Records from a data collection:
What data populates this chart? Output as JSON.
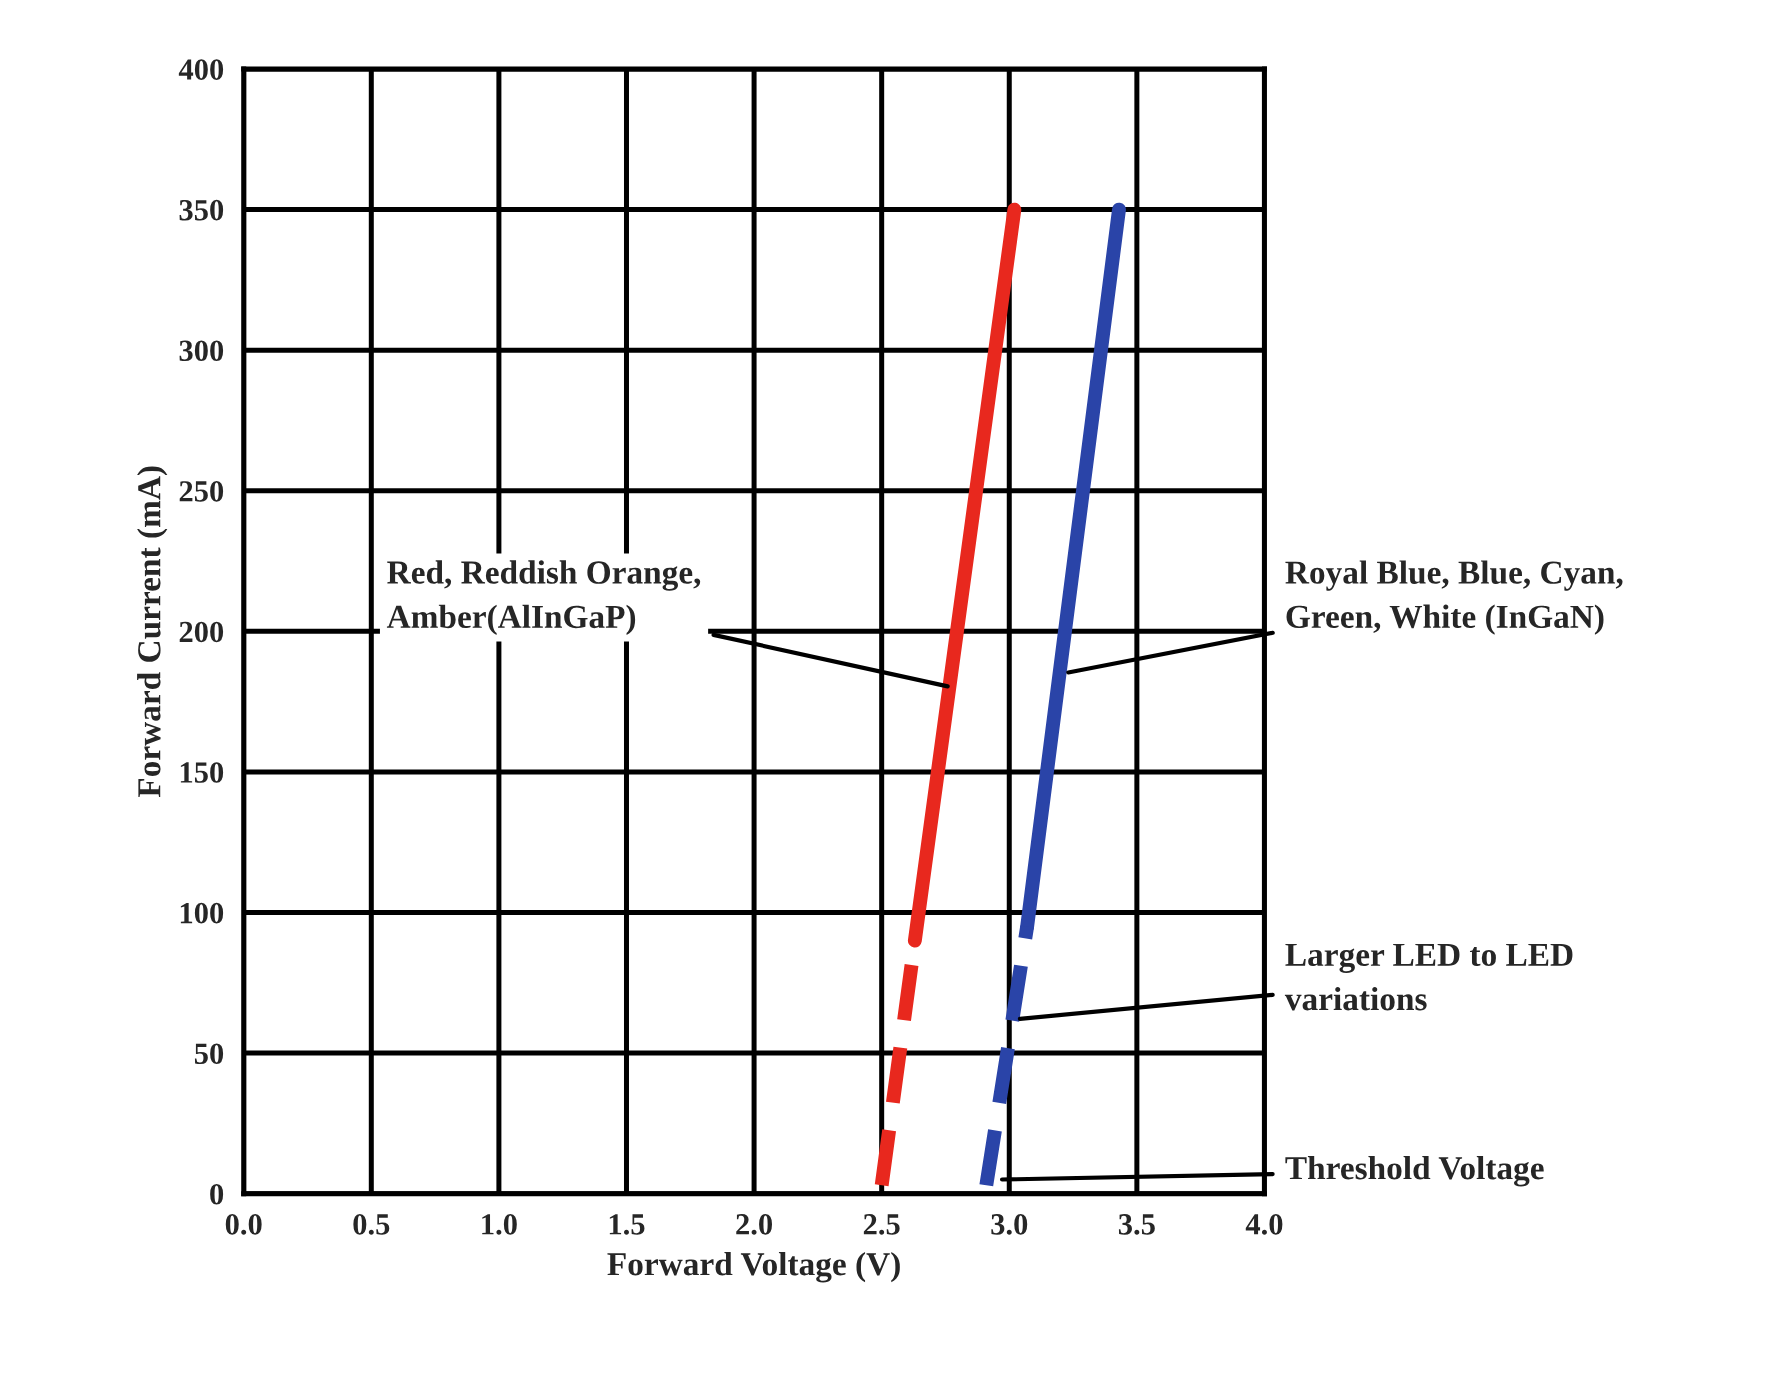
{
  "chart_data": {
    "type": "line",
    "xlabel": "Forward Voltage (V)",
    "ylabel": "Forward Current (mA)",
    "xlim": [
      0,
      4
    ],
    "xticks": [
      {
        "value": 0,
        "label": "0.0"
      },
      {
        "value": 0.5,
        "label": "0.5"
      },
      {
        "value": 1,
        "label": "1.0"
      },
      {
        "value": 1.5,
        "label": "1.5"
      },
      {
        "value": 2,
        "label": "2.0"
      },
      {
        "value": 2.5,
        "label": "2.5"
      },
      {
        "value": 3,
        "label": "3.0"
      },
      {
        "value": 3.5,
        "label": "3.5"
      },
      {
        "value": 4,
        "label": "4.0"
      }
    ],
    "ylim": [
      0,
      400
    ],
    "yticks": [
      0,
      50,
      100,
      150,
      200,
      250,
      300,
      350,
      400
    ],
    "grid": true,
    "marker": "none",
    "series": [
      {
        "color": "#e8281e",
        "line_style": "solid",
        "x": [
          2.63,
          3.02
        ],
        "values": [
          90,
          350
        ]
      },
      {
        "color": "#e8281e",
        "line_style": "dashed",
        "x": [
          2.5,
          2.63
        ],
        "values": [
          3,
          90
        ]
      },
      {
        "color": "#2a44a8",
        "line_style": "solid",
        "x": [
          3.07,
          3.43
        ],
        "values": [
          95,
          350
        ]
      },
      {
        "color": "#2a44a8",
        "line_style": "dashed",
        "x": [
          2.91,
          3.07
        ],
        "values": [
          3,
          95
        ]
      }
    ],
    "annotations": [
      {
        "text": "Red, Reddish Orange,\nAmber(AlInGaP)",
        "x": 2.78,
        "y": 180
      },
      {
        "text": "Royal Blue, Blue, Cyan,\nGreen, White (InGaN)",
        "x": 3.21,
        "y": 185
      },
      {
        "text": "Larger LED to LED\nvariations",
        "x": 3.02,
        "y": 62
      },
      {
        "text": "Threshold Voltage",
        "x": 2.95,
        "y": 5
      }
    ]
  }
}
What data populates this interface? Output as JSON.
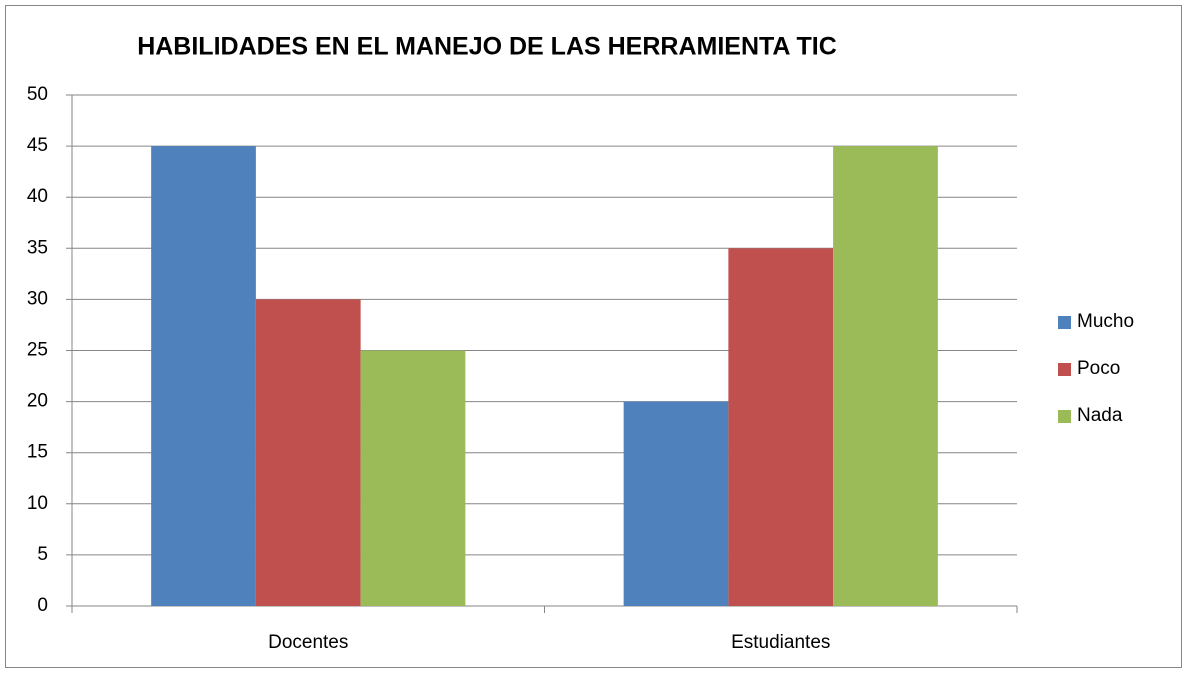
{
  "chart_data": {
    "type": "bar",
    "title": "HABILIDADES EN EL MANEJO DE LAS HERRAMIENTA TIC",
    "categories": [
      "Docentes",
      "Estudiantes"
    ],
    "series": [
      {
        "name": "Mucho",
        "color": "#4f81bd",
        "values": [
          45,
          20
        ]
      },
      {
        "name": "Poco",
        "color": "#c0504d",
        "values": [
          30,
          35
        ]
      },
      {
        "name": "Nada",
        "color": "#9bbb59",
        "values": [
          25,
          45
        ]
      }
    ],
    "ylim": [
      0,
      50
    ],
    "yticks": [
      0,
      5,
      10,
      15,
      20,
      25,
      30,
      35,
      40,
      45,
      50
    ],
    "grid": true,
    "legend": "right"
  }
}
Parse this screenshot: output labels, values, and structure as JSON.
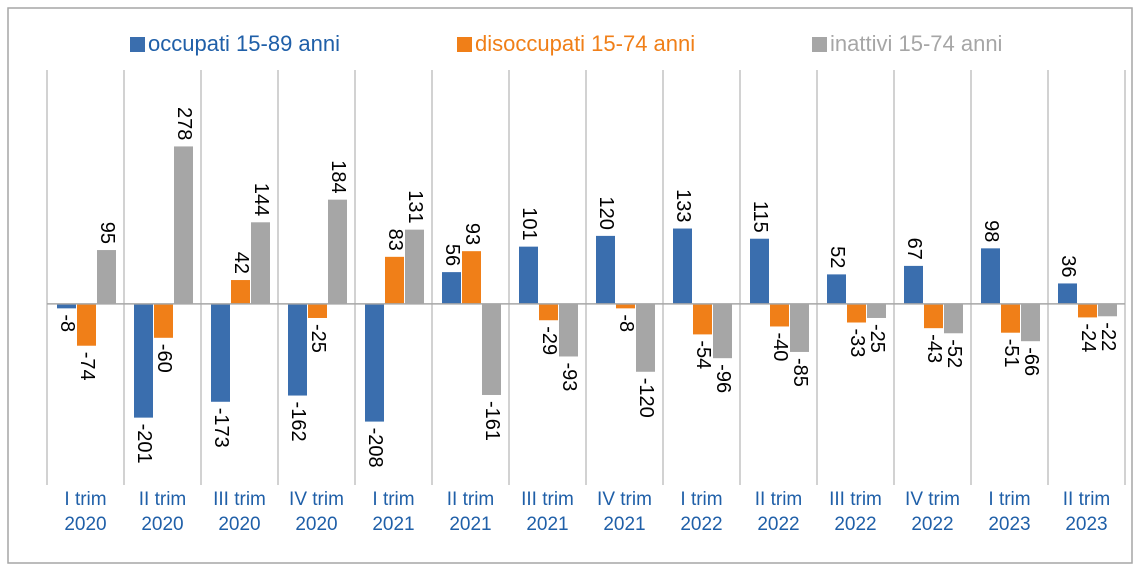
{
  "chart_data": {
    "type": "bar",
    "categories": [
      "I trim\n2020",
      "II trim\n2020",
      "III trim\n2020",
      "IV trim\n2020",
      "I trim\n2021",
      "II trim\n2021",
      "III trim\n2021",
      "IV trim\n2021",
      "I trim\n2022",
      "II trim\n2022",
      "III trim\n2022",
      "IV trim\n2022",
      "I trim\n2023",
      "II trim\n2023"
    ],
    "series": [
      {
        "name": "occupati 15-89 anni",
        "color": "#3a6eae",
        "values": [
          -8,
          -201,
          -173,
          -162,
          -208,
          56,
          101,
          120,
          133,
          115,
          52,
          67,
          98,
          36
        ]
      },
      {
        "name": "disoccupati 15-74 anni",
        "color": "#f07f18",
        "values": [
          -74,
          -60,
          42,
          -25,
          83,
          93,
          -29,
          -8,
          -54,
          -40,
          -33,
          -43,
          -51,
          -24
        ]
      },
      {
        "name": "inattivi 15-74 anni",
        "color": "#a6a6a6",
        "values": [
          95,
          278,
          144,
          184,
          131,
          -161,
          -93,
          -120,
          -96,
          -85,
          -25,
          -52,
          -66,
          -22
        ]
      }
    ],
    "ylim": [
      -320,
      413
    ],
    "legend": "top"
  }
}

EXERCISE DIRECTIONS —
Pick out every line holding the string "JSON" and return it.

TASK OUTPUT —
What data populates this chart? Output as JSON.
What data populates this interface? Output as JSON.
Parse this screenshot: output labels, values, and structure as JSON.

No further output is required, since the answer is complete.